Objective
Pick out each line of the records that includes the string "словами", and copy it.

BEGIN Given data

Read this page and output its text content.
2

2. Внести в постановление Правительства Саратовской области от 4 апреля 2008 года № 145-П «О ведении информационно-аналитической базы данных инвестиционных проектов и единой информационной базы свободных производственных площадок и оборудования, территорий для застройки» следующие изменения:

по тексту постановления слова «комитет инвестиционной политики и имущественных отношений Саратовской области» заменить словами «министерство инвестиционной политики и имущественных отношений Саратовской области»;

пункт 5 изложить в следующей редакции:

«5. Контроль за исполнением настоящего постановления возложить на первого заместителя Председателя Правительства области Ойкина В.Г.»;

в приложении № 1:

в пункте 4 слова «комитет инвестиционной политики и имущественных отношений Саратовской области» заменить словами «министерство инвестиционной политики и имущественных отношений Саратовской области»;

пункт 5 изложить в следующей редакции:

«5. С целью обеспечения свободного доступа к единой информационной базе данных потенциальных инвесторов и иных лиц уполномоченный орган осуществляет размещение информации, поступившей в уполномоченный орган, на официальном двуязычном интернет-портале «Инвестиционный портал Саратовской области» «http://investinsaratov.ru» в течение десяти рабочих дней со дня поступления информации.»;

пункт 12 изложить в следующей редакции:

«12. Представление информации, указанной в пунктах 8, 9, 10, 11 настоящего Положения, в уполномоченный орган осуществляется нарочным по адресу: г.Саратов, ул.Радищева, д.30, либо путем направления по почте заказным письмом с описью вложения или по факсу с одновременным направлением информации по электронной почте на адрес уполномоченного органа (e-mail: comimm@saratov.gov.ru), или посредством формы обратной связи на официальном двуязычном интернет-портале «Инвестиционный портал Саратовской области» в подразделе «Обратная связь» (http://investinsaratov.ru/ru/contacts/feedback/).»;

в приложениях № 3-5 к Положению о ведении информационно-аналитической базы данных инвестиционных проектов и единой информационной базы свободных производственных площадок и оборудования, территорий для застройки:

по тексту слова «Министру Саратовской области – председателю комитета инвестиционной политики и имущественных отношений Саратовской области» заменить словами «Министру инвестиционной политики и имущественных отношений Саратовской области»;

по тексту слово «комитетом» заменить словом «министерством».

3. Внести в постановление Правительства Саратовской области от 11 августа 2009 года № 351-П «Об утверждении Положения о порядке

END Given data

Solution
по тексту постановления слова «комитет инвестиционной политики и имущественных отношений Саратовской области» заменить словами «министерство инвестиционной политики и имущественных отношений Саратовской области»;
в пункте 4 слова «комитет инвестиционной политики и имущественных отношений Саратовской области» заменить словами «министерство инвестиционной политики и имущественных отношений Саратовской области»;
по тексту слова «Министру Саратовской области – председателю комитета инвестиционной политики и имущественных отношений Саратовской области» заменить словами «Министру инвестиционной политики и имущественных отношений Саратовской области»;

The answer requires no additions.